- WHAT THE TASK ASKS -
Report only the number of lines in the records that contain the word "bardosh".

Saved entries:
------------

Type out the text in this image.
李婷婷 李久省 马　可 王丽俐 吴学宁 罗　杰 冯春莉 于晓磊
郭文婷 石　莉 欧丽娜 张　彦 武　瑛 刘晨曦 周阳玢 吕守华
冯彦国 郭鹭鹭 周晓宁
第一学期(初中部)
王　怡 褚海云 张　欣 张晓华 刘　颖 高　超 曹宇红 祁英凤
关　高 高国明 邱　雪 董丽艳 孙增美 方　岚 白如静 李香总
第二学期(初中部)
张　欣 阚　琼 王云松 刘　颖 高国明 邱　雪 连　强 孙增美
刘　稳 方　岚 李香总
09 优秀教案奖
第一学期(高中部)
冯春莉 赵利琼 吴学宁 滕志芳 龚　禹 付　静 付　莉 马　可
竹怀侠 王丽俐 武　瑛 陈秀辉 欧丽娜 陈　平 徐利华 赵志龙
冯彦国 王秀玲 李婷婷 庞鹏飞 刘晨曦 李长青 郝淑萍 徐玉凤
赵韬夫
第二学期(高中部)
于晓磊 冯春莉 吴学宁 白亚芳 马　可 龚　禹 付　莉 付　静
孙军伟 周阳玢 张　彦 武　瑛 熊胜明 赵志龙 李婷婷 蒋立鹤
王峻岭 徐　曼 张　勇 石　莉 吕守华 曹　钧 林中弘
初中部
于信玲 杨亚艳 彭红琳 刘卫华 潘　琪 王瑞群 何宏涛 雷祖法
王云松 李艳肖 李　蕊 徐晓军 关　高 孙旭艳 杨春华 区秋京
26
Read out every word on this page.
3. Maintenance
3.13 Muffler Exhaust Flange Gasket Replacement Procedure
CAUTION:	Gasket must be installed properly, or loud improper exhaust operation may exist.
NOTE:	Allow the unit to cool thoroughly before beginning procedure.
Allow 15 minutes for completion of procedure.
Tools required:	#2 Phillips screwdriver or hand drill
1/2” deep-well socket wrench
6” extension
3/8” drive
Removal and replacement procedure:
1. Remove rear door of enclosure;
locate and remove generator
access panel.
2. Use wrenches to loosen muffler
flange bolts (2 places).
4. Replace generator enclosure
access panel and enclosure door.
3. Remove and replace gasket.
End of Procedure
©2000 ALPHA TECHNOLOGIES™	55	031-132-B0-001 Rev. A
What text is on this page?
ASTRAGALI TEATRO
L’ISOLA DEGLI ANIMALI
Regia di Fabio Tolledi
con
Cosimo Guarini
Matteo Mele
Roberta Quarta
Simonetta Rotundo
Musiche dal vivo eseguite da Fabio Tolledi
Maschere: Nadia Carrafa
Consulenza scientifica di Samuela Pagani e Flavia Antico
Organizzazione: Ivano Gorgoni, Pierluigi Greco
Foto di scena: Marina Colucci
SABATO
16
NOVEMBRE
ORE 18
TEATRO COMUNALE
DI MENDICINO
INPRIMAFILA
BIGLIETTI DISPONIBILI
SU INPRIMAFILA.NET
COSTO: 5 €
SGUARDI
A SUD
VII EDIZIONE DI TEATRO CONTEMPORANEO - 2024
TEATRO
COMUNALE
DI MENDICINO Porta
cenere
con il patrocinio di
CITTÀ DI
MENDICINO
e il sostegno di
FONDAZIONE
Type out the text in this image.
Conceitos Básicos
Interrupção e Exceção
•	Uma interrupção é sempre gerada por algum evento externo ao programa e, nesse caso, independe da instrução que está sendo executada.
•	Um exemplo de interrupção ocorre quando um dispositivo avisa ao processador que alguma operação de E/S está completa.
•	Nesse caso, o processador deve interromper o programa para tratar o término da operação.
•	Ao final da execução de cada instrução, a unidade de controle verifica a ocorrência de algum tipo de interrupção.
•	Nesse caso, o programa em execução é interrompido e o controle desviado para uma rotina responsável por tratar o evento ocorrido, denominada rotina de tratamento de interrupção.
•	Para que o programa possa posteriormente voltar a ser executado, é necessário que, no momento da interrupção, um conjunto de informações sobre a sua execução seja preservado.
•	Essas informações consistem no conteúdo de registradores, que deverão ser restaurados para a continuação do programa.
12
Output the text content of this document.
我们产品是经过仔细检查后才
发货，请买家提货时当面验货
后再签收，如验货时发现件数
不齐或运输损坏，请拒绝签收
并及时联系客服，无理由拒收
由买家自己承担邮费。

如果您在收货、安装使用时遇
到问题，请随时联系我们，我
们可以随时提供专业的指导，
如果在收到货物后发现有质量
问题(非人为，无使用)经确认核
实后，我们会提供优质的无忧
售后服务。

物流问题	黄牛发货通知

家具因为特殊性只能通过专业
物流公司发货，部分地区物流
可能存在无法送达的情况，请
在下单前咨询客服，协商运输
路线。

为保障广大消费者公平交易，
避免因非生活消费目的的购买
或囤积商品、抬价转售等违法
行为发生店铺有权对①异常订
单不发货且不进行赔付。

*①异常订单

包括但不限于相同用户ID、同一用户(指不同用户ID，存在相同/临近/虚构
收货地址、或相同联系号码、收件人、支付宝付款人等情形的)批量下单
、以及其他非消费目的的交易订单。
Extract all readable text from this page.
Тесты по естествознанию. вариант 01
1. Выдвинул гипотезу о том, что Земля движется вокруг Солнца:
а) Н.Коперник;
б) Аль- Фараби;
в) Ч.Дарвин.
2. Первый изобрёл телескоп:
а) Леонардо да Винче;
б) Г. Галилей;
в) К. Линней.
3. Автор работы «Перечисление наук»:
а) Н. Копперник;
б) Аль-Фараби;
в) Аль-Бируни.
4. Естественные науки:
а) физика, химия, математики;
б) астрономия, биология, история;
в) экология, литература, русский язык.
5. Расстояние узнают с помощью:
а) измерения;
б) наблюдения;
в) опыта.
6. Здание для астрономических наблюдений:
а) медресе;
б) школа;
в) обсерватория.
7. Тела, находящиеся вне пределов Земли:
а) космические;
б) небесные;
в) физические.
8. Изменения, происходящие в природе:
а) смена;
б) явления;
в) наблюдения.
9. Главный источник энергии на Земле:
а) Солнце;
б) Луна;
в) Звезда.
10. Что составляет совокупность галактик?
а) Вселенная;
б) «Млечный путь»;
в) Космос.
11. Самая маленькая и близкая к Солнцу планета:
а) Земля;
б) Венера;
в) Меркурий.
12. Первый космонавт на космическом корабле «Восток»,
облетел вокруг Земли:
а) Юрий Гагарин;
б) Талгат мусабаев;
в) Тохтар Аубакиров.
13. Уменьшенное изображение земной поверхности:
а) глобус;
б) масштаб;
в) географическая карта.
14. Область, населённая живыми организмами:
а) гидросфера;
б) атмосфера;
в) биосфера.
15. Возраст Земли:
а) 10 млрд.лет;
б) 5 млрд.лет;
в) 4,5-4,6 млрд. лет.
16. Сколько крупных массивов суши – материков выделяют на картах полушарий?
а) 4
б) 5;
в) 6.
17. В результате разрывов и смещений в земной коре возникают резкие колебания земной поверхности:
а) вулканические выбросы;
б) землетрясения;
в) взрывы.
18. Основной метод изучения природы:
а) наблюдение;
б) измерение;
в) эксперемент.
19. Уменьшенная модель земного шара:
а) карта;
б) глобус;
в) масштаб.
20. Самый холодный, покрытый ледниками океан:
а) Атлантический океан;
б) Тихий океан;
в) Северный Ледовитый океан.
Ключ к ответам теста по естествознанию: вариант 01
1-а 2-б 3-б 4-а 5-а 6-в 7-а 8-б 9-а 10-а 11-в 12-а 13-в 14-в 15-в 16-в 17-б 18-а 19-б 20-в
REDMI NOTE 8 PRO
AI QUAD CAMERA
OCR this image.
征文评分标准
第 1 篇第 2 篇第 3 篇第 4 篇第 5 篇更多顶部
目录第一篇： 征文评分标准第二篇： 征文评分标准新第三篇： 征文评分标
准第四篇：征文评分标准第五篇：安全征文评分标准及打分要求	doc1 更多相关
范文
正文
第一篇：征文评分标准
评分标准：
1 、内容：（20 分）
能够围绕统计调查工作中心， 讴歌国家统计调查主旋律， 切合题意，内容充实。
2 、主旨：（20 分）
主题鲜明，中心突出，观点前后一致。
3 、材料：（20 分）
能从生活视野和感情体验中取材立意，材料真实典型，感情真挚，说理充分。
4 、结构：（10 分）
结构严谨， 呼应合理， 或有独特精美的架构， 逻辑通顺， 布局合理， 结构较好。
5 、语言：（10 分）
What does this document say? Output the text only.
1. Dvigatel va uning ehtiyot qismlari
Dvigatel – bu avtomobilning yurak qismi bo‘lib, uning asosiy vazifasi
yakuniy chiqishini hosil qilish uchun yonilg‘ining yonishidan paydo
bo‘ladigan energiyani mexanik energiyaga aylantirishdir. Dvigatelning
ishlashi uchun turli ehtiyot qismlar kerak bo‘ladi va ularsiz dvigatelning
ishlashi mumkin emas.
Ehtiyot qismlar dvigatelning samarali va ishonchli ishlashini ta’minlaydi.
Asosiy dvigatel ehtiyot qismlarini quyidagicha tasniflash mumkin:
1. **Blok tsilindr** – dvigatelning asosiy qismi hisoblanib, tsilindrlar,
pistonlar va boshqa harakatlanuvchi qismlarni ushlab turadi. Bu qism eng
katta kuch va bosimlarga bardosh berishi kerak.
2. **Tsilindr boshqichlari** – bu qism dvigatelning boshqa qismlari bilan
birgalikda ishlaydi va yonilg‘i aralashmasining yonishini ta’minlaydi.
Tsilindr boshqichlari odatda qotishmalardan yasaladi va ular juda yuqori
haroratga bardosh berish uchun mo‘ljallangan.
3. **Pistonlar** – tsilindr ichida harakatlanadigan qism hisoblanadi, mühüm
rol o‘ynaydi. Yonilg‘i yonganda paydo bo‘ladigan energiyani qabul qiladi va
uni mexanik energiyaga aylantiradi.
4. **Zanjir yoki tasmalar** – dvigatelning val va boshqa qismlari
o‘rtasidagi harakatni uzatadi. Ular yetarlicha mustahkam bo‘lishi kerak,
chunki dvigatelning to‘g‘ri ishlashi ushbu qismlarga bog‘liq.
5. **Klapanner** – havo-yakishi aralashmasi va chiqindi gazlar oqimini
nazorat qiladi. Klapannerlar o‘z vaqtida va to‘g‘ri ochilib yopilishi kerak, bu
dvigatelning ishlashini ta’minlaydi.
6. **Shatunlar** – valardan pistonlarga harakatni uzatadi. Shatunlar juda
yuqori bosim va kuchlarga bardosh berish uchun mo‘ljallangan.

------------

- CORRECT ANSWER -
3